:: Aim ::
Set down exactly, and only, the lines from the one with "Extract all readable text from this page." to the final line of the entries, both included.

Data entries
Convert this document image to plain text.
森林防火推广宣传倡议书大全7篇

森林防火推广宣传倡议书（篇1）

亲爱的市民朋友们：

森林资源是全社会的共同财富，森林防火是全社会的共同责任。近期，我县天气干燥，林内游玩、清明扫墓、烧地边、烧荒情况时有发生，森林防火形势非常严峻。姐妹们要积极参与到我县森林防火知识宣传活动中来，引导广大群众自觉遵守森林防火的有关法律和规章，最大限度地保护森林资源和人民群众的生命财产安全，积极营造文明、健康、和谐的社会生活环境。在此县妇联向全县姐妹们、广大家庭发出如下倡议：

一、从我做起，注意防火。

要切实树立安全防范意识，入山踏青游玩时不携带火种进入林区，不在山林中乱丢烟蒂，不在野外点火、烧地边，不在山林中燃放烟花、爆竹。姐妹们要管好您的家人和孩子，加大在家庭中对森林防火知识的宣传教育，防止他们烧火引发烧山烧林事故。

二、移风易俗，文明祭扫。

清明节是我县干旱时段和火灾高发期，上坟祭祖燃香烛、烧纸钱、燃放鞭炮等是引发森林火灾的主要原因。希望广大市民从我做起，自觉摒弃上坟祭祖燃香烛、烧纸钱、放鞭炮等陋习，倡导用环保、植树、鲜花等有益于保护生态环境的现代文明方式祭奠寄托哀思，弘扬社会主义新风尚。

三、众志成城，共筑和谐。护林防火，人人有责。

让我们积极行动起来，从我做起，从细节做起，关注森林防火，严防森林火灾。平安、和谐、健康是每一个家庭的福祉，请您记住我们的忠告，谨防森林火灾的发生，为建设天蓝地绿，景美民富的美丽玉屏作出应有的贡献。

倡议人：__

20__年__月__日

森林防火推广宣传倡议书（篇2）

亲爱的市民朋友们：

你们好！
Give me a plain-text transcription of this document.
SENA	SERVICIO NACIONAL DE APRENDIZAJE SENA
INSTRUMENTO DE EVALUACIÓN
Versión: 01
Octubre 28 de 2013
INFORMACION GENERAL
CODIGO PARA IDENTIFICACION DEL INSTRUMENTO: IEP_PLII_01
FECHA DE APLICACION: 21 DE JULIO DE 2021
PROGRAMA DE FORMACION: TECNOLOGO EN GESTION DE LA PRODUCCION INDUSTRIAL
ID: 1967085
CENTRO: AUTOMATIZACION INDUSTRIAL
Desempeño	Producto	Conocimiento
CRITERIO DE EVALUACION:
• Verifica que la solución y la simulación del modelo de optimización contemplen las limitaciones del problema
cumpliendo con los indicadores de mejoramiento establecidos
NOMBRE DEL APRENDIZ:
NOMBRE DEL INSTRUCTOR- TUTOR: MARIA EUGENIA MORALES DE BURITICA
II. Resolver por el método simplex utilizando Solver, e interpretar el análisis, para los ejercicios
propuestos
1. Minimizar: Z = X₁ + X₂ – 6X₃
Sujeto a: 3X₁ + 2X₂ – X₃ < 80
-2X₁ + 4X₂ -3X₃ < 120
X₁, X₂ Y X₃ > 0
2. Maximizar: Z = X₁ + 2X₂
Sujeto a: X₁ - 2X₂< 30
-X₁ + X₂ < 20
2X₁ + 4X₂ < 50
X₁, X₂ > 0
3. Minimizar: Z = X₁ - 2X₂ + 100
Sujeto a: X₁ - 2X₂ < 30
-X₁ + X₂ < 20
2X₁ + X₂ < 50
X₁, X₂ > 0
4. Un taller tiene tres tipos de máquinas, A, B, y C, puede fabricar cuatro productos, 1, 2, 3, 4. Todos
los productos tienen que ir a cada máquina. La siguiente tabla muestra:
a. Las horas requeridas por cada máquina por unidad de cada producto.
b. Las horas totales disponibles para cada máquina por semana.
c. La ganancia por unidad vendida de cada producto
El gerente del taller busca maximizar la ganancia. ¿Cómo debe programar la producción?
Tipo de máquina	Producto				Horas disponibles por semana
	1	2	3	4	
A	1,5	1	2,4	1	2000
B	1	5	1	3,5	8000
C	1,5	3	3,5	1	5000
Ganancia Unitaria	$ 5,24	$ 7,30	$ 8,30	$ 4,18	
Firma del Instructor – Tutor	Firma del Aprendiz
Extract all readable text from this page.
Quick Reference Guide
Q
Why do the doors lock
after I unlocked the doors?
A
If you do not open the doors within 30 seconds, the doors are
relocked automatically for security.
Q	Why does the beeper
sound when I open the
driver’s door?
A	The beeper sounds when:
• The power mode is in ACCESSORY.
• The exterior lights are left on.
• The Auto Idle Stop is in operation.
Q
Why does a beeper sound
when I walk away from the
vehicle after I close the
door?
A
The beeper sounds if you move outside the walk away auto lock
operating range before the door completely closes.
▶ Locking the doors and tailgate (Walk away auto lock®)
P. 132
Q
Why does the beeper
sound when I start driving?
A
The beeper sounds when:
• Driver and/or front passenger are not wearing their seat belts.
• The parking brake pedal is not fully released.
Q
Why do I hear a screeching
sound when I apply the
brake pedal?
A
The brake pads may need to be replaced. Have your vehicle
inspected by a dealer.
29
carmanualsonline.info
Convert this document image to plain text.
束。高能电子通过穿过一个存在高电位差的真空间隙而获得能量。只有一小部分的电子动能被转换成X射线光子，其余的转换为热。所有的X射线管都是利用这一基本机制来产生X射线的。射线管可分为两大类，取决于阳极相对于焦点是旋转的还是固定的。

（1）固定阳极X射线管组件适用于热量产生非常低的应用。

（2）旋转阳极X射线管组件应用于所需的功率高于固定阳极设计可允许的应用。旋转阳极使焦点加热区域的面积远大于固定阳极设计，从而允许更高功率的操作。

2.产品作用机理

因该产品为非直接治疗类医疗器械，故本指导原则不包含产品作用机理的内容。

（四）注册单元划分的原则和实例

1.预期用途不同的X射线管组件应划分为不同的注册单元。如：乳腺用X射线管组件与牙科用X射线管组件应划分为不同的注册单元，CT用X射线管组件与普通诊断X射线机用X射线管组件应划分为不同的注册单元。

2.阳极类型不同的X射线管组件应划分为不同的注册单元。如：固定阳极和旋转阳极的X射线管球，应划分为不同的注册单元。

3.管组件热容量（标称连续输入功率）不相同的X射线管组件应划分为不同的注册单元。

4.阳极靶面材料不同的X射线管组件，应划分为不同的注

:: Answer to the exercise ::
Extract all readable text from this page.
Quick Reference Guide
Q
Why do the doors lock
after I unlocked the doors?
A
If you do not open the doors within 30 seconds, the doors are
relocked automatically for security.
Q	Why does the beeper
sound when I open the
driver’s door?
A	The beeper sounds when:
• The power mode is in ACCESSORY.
• The exterior lights are left on.
• The Auto Idle Stop is in operation.
Q
Why does a beeper sound
when I walk away from the
vehicle after I close the
door?
A
The beeper sounds if you move outside the walk away auto lock
operating range before the door completely closes.
▶ Locking the doors and tailgate (Walk away auto lock®)
P. 132
Q
Why does the beeper
sound when I start driving?
A
The beeper sounds when:
• Driver and/or front passenger are not wearing their seat belts.
• The parking brake pedal is not fully released.
Q
Why do I hear a screeching
sound when I apply the
brake pedal?
A
The brake pads may need to be replaced. Have your vehicle
inspected by a dealer.
29
carmanualsonline.info
Convert this document image to plain text.
束。高能电子通过穿过一个存在高电位差的真空间隙而获得能量。只有一小部分的电子动能被转换成X射线光子，其余的转换为热。所有的X射线管都是利用这一基本机制来产生X射线的。射线管可分为两大类，取决于阳极相对于焦点是旋转的还是固定的。

（1）固定阳极X射线管组件适用于热量产生非常低的应用。

（2）旋转阳极X射线管组件应用于所需的功率高于固定阳极设计可允许的应用。旋转阳极使焦点加热区域的面积远大于固定阳极设计，从而允许更高功率的操作。

2.产品作用机理

因该产品为非直接治疗类医疗器械，故本指导原则不包含产品作用机理的内容。

（四）注册单元划分的原则和实例

1.预期用途不同的X射线管组件应划分为不同的注册单元。如：乳腺用X射线管组件与牙科用X射线管组件应划分为不同的注册单元，CT用X射线管组件与普通诊断X射线机用X射线管组件应划分为不同的注册单元。

2.阳极类型不同的X射线管组件应划分为不同的注册单元。如：固定阳极和旋转阳极的X射线管球，应划分为不同的注册单元。

3.管组件热容量（标称连续输入功率）不相同的X射线管组件应划分为不同的注册单元。

4.阳极靶面材料不同的X射线管组件，应划分为不同的注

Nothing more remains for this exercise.